* RECORDS TO PROCESS
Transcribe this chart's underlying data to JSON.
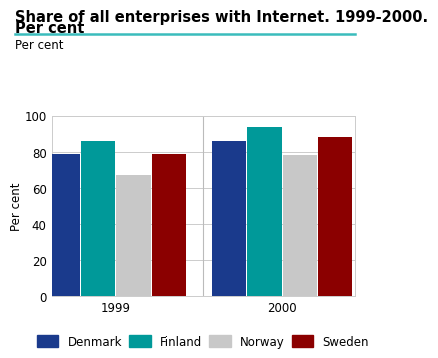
{
  "title_line1": "Share of all enterprises with Internet. 1999-2000.",
  "title_line2": "Per cent",
  "ylabel": "Per cent",
  "groups": [
    "1999",
    "2000"
  ],
  "countries": [
    "Denmark",
    "Finland",
    "Norway",
    "Sweden"
  ],
  "values": {
    "1999": [
      79,
      86,
      67,
      79
    ],
    "2000": [
      86,
      94,
      78,
      88
    ]
  },
  "colors": {
    "Denmark": "#1a3a8c",
    "Finland": "#009999",
    "Norway": "#c8c8c8",
    "Sweden": "#8b0000"
  },
  "ylim": [
    0,
    100
  ],
  "yticks": [
    0,
    20,
    40,
    60,
    80,
    100
  ],
  "background_color": "#ffffff",
  "title_fontsize": 10.5,
  "axis_label_fontsize": 8.5,
  "tick_fontsize": 8.5,
  "legend_fontsize": 8.5,
  "bar_width": 0.17,
  "title_color": "#000000",
  "teal_line_color": "#3abcbc",
  "grid_color": "#cccccc",
  "divider_color": "#bbbbbb"
}
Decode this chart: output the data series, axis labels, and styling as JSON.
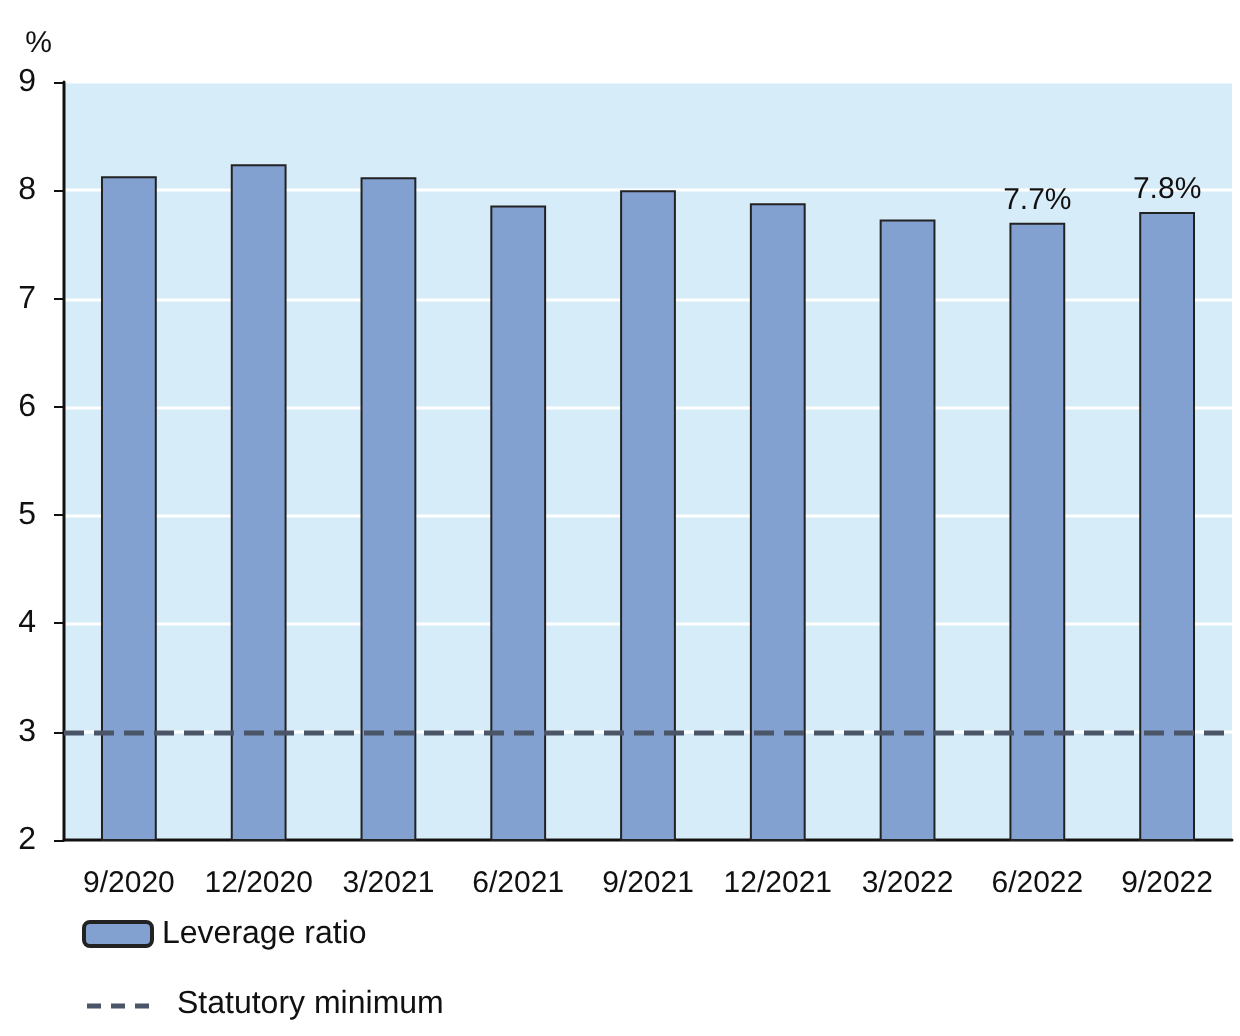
{
  "chart_data": {
    "type": "bar",
    "ylabel": "%",
    "categories": [
      "9/2020",
      "12/2020",
      "3/2021",
      "6/2021",
      "9/2021",
      "12/2021",
      "3/2022",
      "6/2022",
      "9/2022"
    ],
    "series": [
      {
        "name": "Leverage ratio",
        "color": "#82a0d0",
        "values": [
          8.13,
          8.24,
          8.12,
          7.86,
          8.0,
          7.88,
          7.73,
          7.7,
          7.8
        ],
        "value_labels": [
          null,
          null,
          null,
          null,
          null,
          null,
          null,
          "7.7%",
          "7.8%"
        ]
      }
    ],
    "ylim": [
      2,
      9
    ],
    "yticks": [
      2,
      3,
      4,
      5,
      6,
      7,
      8,
      9
    ],
    "grid": "y",
    "legend": "bottom left",
    "ref_lines": [
      {
        "axis": "y",
        "value": 3,
        "label": "Statutory minimum",
        "color": "#4a5568",
        "line_style": "dashed"
      }
    ]
  }
}
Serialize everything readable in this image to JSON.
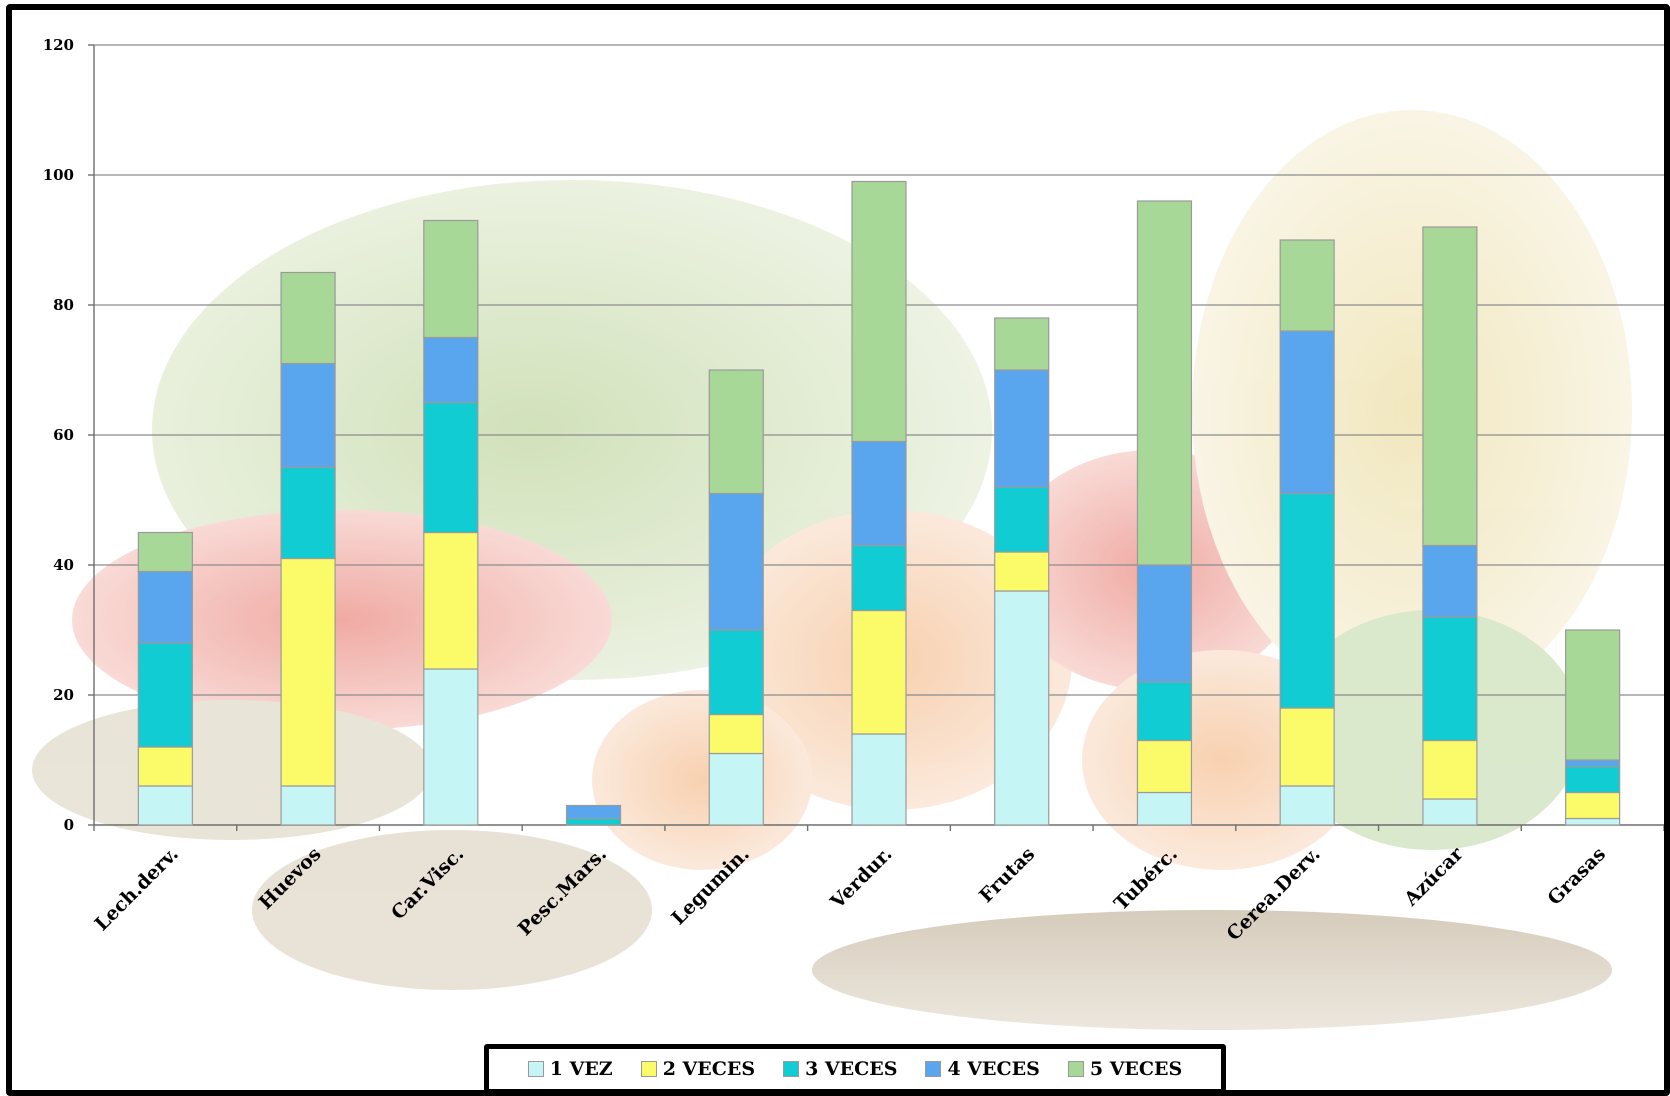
{
  "chart_data": {
    "type": "bar",
    "stacked": true,
    "categories": [
      "Lech.derv.",
      "Huevos",
      "Car.Visc.",
      "Pesc.Mars.",
      "Legumin.",
      "Verdur.",
      "Frutas",
      "Tubérc.",
      "Cerea.Derv.",
      "Azúcar",
      "Grasas"
    ],
    "series": [
      {
        "name": "1 VEZ",
        "color": "#c6f5f6",
        "values": [
          6,
          6,
          24,
          0,
          11,
          14,
          36,
          5,
          6,
          4,
          1
        ]
      },
      {
        "name": "2 VECES",
        "color": "#fbfb6a",
        "values": [
          6,
          35,
          21,
          0,
          6,
          19,
          6,
          8,
          12,
          9,
          4
        ]
      },
      {
        "name": "3 VECES",
        "color": "#11ccd2",
        "values": [
          16,
          14,
          20,
          1,
          13,
          10,
          10,
          9,
          33,
          19,
          4
        ]
      },
      {
        "name": "4 VECES",
        "color": "#5aa6ee",
        "values": [
          11,
          16,
          10,
          2,
          21,
          16,
          18,
          18,
          25,
          11,
          1
        ]
      },
      {
        "name": "5 VECES",
        "color": "#a8d898",
        "values": [
          6,
          14,
          18,
          0,
          19,
          40,
          8,
          56,
          14,
          49,
          20
        ]
      }
    ],
    "title": "",
    "xlabel": "",
    "ylabel": "",
    "ylim": [
      0,
      120
    ],
    "yticks": [
      0,
      20,
      40,
      60,
      80,
      100,
      120
    ],
    "grid": true,
    "legend_position": "bottom"
  }
}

* SET PROBLEM
The lines to collect are those holding the string "this"; copy them all.

* EXERCISE ANSWER
Transcribe this chart's underlying data to JSON.
Decode this chart: output the data series, axis labels, and styling as JSON.
Serialize everything readable in this image to JSON.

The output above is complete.